SET PROBLEM:
All entries should be output exactly as they stand.

* * * * * * * * *

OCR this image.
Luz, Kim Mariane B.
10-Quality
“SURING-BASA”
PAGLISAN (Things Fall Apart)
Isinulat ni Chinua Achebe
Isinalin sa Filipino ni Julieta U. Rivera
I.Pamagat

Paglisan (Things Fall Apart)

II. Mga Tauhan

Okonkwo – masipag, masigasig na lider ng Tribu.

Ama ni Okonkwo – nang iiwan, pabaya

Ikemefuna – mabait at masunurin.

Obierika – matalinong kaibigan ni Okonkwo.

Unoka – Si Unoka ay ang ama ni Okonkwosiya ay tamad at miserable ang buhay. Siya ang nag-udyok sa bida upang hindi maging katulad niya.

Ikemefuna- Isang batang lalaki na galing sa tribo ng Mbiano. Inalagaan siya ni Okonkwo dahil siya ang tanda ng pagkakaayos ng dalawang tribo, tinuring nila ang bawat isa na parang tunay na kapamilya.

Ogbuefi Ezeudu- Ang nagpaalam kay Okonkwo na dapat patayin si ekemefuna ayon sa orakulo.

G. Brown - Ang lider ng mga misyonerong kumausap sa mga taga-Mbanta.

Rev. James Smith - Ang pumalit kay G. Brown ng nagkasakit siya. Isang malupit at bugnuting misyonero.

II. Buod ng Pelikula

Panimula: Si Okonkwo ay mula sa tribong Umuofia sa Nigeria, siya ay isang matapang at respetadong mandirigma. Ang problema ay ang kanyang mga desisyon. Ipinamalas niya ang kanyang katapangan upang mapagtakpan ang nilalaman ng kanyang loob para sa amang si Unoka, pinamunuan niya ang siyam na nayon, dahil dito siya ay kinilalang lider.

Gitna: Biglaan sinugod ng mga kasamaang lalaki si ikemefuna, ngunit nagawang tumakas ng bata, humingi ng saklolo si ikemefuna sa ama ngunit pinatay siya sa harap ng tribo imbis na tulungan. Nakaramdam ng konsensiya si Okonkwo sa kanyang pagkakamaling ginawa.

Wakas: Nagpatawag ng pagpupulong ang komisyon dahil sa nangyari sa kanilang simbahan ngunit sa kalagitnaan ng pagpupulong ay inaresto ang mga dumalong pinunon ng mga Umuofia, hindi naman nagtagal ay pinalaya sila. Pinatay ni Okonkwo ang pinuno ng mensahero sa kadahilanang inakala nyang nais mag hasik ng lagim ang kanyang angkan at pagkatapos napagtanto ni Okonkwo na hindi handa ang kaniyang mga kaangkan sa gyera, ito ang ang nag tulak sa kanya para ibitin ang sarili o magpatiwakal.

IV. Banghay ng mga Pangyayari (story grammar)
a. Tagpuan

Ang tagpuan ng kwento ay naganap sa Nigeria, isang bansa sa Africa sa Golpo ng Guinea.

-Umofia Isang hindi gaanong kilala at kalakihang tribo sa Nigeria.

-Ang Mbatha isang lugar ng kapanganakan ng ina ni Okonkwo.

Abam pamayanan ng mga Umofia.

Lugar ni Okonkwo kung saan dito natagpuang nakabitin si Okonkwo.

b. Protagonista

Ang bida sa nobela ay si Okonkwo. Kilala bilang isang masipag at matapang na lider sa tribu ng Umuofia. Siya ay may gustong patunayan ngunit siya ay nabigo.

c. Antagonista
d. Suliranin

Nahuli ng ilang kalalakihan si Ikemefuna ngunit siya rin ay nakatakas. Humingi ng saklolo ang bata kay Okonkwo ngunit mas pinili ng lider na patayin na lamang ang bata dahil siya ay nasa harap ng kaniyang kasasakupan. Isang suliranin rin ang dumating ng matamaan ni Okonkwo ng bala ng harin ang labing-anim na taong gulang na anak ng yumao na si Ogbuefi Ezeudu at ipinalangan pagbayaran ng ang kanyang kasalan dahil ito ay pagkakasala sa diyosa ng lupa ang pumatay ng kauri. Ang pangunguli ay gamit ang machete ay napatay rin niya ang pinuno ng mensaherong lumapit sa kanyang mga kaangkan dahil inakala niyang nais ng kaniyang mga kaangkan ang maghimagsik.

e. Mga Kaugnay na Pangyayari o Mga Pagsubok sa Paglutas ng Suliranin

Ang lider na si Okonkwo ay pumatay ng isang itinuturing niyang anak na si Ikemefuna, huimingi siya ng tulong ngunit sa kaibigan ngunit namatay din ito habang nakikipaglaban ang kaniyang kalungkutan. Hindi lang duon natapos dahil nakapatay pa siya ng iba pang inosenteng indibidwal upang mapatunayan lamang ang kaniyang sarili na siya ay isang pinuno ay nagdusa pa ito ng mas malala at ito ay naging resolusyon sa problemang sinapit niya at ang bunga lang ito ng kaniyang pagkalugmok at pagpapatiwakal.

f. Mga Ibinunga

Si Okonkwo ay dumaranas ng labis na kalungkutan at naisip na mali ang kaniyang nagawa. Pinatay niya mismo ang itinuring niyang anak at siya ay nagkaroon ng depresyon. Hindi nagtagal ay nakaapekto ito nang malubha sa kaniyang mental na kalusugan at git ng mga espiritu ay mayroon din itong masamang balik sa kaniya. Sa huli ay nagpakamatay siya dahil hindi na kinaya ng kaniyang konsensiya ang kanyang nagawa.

* * * * * * * * *

WRITTEN RESPONSE:
OCR this image.
Luz, Kim Mariane B.
10-Quality
“SURING-BASA”
PAGLISAN (Things Fall Apart)
Isinulat ni Chinua Achebe
Isinalin sa Filipino ni Julieta U. Rivera
I.Pamagat

Paglisan (Things Fall Apart)

II. Mga Tauhan

Okonkwo – masipag, masigasig na lider ng Tribu.

Ama ni Okonkwo – nang iiwan, pabaya

Ikemefuna – mabait at masunurin.

Obierika – matalinong kaibigan ni Okonkwo.

Unoka – Si Unoka ay ang ama ni Okonkwosiya ay tamad at miserable ang buhay. Siya ang nag-udyok sa bida upang hindi maging katulad niya.

Ikemefuna- Isang batang lalaki na galing sa tribo ng Mbiano. Inalagaan siya ni Okonkwo dahil siya ang tanda ng pagkakaayos ng dalawang tribo, tinuring nila ang bawat isa na parang tunay na kapamilya.

Ogbuefi Ezeudu- Ang nagpaalam kay Okonkwo na dapat patayin si ekemefuna ayon sa orakulo.

G. Brown - Ang lider ng mga misyonerong kumausap sa mga taga-Mbanta.

Rev. James Smith - Ang pumalit kay G. Brown ng nagkasakit siya. Isang malupit at bugnuting misyonero.

II. Buod ng Pelikula

Panimula: Si Okonkwo ay mula sa tribong Umuofia sa Nigeria, siya ay isang matapang at respetadong mandirigma. Ang problema ay ang kanyang mga desisyon. Ipinamalas niya ang kanyang katapangan upang mapagtakpan ang nilalaman ng kanyang loob para sa amang si Unoka, pinamunuan niya ang siyam na nayon, dahil dito siya ay kinilalang lider.

Gitna: Biglaan sinugod ng mga kasamaang lalaki si ikemefuna, ngunit nagawang tumakas ng bata, humingi ng saklolo si ikemefuna sa ama ngunit pinatay siya sa harap ng tribo imbis na tulungan. Nakaramdam ng konsensiya si Okonkwo sa kanyang pagkakamaling ginawa.

Wakas: Nagpatawag ng pagpupulong ang komisyon dahil sa nangyari sa kanilang simbahan ngunit sa kalagitnaan ng pagpupulong ay inaresto ang mga dumalong pinunon ng mga Umuofia, hindi naman nagtagal ay pinalaya sila. Pinatay ni Okonkwo ang pinuno ng mensahero sa kadahilanang inakala nyang nais mag hasik ng lagim ang kanyang angkan at pagkatapos napagtanto ni Okonkwo na hindi handa ang kaniyang mga kaangkan sa gyera, ito ang ang nag tulak sa kanya para ibitin ang sarili o magpatiwakal.

IV. Banghay ng mga Pangyayari (story grammar)
a. Tagpuan

Ang tagpuan ng kwento ay naganap sa Nigeria, isang bansa sa Africa sa Golpo ng Guinea.

-Umofia Isang hindi gaanong kilala at kalakihang tribo sa Nigeria.

-Ang Mbatha isang lugar ng kapanganakan ng ina ni Okonkwo.

Abam pamayanan ng mga Umofia.

Lugar ni Okonkwo kung saan dito natagpuang nakabitin si Okonkwo.

b. Protagonista

Ang bida sa nobela ay si Okonkwo. Kilala bilang isang masipag at matapang na lider sa tribu ng Umuofia. Siya ay may gustong patunayan ngunit siya ay nabigo.

c. Antagonista
d. Suliranin

Nahuli ng ilang kalalakihan si Ikemefuna ngunit siya rin ay nakatakas. Humingi ng saklolo ang bata kay Okonkwo ngunit mas pinili ng lider na patayin na lamang ang bata dahil siya ay nasa harap ng kaniyang kasasakupan. Isang suliranin rin ang dumating ng matamaan ni Okonkwo ng bala ng harin ang labing-anim na taong gulang na anak ng yumao na si Ogbuefi Ezeudu at ipinalangan pagbayaran ng ang kanyang kasalan dahil ito ay pagkakasala sa diyosa ng lupa ang pumatay ng kauri. Ang pangunguli ay gamit ang machete ay napatay rin niya ang pinuno ng mensaherong lumapit sa kanyang mga kaangkan dahil inakala niyang nais ng kaniyang mga kaangkan ang maghimagsik.

e. Mga Kaugnay na Pangyayari o Mga Pagsubok sa Paglutas ng Suliranin

Ang lider na si Okonkwo ay pumatay ng isang itinuturing niyang anak na si Ikemefuna, huimingi siya ng tulong ngunit sa kaibigan ngunit namatay din ito habang nakikipaglaban ang kaniyang kalungkutan. Hindi lang duon natapos dahil nakapatay pa siya ng iba pang inosenteng indibidwal upang mapatunayan lamang ang kaniyang sarili na siya ay isang pinuno ay nagdusa pa ito ng mas malala at ito ay naging resolusyon sa problemang sinapit niya at ang bunga lang ito ng kaniyang pagkalugmok at pagpapatiwakal.

f. Mga Ibinunga

Si Okonkwo ay dumaranas ng labis na kalungkutan at naisip na mali ang kaniyang nagawa. Pinatay niya mismo ang itinuring niyang anak at siya ay nagkaroon ng depresyon. Hindi nagtagal ay nakaapekto ito nang malubha sa kaniyang mental na kalusugan at git ng mga espiritu ay mayroon din itong masamang balik sa kaniya. Sa huli ay nagpakamatay siya dahil hindi na kinaya ng kaniyang konsensiya ang kanyang nagawa.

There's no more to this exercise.